Figure dataset records

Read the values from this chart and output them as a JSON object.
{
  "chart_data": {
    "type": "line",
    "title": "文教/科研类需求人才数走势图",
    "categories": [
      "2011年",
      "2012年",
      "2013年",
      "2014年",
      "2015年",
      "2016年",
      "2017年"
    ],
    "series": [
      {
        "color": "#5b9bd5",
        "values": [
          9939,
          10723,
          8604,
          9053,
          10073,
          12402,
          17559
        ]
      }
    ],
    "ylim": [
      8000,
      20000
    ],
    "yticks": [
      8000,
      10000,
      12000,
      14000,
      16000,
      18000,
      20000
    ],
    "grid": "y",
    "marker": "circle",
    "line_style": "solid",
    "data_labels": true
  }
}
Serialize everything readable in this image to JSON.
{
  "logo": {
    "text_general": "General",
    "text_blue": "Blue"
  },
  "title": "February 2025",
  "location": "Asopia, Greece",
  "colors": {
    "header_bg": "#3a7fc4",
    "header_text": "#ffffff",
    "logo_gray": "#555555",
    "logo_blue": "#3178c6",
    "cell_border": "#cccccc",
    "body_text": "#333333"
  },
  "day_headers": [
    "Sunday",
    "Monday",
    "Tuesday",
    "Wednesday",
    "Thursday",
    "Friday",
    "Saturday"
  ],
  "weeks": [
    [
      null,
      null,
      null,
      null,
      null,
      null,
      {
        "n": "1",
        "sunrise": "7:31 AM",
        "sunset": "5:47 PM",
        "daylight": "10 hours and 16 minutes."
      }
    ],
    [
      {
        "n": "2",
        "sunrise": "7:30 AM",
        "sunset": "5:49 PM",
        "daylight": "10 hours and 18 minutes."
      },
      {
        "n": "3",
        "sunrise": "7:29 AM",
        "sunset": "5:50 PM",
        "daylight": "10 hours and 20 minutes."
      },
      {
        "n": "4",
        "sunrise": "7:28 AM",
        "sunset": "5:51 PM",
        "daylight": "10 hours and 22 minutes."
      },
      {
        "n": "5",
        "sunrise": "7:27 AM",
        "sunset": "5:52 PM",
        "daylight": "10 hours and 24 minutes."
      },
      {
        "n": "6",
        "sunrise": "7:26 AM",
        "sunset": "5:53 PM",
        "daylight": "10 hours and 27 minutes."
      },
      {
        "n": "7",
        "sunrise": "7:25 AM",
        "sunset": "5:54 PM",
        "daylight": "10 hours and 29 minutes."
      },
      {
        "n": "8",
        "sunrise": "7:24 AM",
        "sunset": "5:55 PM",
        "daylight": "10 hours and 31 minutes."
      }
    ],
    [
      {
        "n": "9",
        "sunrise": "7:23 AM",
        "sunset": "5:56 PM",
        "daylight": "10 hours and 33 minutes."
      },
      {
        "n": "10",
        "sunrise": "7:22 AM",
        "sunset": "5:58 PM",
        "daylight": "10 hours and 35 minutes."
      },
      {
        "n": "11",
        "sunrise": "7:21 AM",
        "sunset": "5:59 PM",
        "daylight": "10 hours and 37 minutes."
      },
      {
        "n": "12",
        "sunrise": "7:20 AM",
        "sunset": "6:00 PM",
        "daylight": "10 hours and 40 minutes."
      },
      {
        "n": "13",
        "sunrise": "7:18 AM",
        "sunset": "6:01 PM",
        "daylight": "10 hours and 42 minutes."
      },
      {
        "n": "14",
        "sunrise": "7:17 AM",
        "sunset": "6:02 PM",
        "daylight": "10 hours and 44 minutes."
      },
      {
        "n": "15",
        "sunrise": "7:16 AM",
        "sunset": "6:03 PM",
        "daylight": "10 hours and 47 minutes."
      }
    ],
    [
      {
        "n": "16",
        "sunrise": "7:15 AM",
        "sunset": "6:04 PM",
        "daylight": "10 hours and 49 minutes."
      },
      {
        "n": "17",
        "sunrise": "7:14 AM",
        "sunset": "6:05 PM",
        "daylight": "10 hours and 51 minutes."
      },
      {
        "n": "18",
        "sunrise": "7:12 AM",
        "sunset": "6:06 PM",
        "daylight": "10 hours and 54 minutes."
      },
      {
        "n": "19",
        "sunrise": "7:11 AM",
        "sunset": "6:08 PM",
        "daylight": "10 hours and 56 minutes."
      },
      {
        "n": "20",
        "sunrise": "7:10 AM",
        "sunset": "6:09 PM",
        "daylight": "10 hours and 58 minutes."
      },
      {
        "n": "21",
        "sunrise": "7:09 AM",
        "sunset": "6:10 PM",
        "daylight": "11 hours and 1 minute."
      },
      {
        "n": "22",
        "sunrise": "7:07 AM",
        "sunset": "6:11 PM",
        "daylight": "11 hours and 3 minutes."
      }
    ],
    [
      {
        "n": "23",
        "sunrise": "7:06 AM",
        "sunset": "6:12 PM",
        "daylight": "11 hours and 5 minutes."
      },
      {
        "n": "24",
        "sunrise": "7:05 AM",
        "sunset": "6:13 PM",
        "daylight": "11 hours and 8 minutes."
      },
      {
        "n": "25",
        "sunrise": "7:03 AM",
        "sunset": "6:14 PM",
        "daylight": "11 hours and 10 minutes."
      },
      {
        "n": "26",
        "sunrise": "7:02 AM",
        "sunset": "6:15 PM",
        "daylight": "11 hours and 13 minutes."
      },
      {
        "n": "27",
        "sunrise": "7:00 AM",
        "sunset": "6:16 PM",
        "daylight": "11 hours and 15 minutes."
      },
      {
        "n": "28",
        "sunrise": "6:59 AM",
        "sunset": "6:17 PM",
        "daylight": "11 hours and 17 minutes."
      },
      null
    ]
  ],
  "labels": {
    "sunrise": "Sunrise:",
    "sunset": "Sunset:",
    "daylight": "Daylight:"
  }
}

§ REQUIREMENT
Report the number of lines in the listing that include the string "title"; give nothing but the number.

§ IN RESPONSE
2